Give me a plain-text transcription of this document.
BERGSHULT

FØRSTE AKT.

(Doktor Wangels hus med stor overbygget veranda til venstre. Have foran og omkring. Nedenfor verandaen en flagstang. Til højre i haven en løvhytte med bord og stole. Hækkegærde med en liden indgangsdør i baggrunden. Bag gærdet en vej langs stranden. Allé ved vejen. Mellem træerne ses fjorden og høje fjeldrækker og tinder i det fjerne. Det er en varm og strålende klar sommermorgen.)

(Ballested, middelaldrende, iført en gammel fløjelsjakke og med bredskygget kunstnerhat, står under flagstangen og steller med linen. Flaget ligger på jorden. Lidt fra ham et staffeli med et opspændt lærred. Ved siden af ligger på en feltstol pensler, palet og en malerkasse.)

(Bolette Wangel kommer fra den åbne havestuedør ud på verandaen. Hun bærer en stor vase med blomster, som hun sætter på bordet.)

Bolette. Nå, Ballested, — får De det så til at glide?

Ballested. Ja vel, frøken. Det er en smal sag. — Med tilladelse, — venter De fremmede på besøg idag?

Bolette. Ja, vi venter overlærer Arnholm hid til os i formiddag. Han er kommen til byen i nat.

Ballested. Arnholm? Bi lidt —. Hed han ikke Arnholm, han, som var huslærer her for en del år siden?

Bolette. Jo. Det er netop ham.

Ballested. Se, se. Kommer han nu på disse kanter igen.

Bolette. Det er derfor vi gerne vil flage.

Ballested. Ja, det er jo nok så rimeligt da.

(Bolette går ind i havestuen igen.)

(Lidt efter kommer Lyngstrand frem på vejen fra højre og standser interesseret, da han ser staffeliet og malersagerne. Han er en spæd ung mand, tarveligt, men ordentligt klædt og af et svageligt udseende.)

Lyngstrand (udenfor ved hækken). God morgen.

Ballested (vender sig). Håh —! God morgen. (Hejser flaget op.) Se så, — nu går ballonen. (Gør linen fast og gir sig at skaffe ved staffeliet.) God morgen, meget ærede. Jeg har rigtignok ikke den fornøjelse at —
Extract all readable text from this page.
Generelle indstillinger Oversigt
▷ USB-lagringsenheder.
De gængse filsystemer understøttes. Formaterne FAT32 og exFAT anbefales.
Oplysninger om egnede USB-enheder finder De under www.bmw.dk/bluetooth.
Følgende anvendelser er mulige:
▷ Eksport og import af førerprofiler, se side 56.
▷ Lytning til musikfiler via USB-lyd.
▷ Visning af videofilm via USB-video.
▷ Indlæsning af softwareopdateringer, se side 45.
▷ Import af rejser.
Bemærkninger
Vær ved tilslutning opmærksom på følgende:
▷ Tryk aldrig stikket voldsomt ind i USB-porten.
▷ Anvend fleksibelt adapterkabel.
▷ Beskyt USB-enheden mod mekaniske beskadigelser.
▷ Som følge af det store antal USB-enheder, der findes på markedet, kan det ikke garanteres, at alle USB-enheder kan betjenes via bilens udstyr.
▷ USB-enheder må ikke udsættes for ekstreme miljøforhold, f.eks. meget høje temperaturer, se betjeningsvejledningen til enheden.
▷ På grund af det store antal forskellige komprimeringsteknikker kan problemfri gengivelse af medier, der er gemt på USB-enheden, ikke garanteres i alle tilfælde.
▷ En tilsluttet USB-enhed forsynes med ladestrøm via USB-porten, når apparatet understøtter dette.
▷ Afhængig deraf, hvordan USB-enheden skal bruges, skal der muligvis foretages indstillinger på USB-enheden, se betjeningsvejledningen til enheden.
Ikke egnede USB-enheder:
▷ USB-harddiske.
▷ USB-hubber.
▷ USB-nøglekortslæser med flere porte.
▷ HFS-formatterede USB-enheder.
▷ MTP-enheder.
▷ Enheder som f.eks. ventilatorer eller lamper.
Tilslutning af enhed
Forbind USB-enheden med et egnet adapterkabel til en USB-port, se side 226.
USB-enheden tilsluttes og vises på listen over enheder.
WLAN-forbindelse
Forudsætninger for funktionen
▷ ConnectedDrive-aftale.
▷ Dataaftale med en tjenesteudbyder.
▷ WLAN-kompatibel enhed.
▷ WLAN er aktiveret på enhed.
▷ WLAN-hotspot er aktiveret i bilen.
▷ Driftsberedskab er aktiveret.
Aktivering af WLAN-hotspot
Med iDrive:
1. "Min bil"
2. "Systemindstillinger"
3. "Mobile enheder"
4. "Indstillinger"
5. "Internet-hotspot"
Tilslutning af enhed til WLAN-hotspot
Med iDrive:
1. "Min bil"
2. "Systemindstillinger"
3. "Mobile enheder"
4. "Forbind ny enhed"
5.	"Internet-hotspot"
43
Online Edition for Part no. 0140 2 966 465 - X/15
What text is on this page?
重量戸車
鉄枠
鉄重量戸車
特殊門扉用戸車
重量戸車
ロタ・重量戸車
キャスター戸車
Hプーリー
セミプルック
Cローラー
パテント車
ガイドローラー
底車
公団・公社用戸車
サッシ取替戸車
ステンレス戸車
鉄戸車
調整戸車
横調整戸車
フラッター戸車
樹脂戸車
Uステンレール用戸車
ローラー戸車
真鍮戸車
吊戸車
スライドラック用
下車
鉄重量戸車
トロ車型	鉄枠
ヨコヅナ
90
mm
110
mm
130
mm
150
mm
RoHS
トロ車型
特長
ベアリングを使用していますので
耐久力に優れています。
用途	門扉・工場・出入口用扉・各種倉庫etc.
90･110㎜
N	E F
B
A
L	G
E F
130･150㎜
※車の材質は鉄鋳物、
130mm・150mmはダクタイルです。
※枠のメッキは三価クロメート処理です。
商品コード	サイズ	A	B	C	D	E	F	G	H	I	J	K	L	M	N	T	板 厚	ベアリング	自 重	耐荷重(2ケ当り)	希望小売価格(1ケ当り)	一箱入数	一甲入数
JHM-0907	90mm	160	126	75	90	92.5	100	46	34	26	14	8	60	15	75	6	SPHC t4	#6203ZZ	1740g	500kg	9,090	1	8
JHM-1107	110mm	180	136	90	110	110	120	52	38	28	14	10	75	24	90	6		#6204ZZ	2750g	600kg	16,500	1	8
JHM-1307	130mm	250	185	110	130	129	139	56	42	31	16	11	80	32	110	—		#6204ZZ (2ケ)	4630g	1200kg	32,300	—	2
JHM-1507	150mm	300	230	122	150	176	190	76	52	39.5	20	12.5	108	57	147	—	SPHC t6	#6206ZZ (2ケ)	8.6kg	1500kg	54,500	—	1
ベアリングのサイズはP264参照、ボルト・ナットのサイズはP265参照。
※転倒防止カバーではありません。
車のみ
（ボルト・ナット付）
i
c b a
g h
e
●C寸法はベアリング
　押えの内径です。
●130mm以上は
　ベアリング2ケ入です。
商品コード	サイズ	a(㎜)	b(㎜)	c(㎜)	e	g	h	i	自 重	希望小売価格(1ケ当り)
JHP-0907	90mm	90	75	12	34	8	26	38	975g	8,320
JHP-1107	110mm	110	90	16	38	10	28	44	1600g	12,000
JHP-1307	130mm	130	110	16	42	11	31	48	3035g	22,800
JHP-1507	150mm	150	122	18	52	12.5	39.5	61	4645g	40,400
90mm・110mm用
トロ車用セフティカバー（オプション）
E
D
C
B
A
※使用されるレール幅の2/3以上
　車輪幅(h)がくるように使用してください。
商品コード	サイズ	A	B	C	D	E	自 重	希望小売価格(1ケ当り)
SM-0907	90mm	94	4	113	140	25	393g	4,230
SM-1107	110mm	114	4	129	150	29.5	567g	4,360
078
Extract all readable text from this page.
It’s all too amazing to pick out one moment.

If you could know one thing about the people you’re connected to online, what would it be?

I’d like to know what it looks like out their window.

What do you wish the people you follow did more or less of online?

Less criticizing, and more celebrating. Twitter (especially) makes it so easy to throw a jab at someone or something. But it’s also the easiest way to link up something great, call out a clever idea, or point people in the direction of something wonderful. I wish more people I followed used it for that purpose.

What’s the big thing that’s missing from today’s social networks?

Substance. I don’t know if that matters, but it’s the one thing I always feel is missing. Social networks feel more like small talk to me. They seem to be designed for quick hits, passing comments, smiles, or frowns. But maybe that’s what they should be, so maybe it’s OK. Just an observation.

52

_Request_
In the entries above, find lines with "betjeningsvejledningen" and copy each.

_Exercise answer_
▷ USB-enheder må ikke udsættes for ekstreme miljøforhold, f.eks. meget høje temperaturer, se betjeningsvejledningen til enheden.
▷ Afhængig deraf, hvordan USB-enheden skal bruges, skal der muligvis foretages indstillinger på USB-enheden, se betjeningsvejledningen til enheden.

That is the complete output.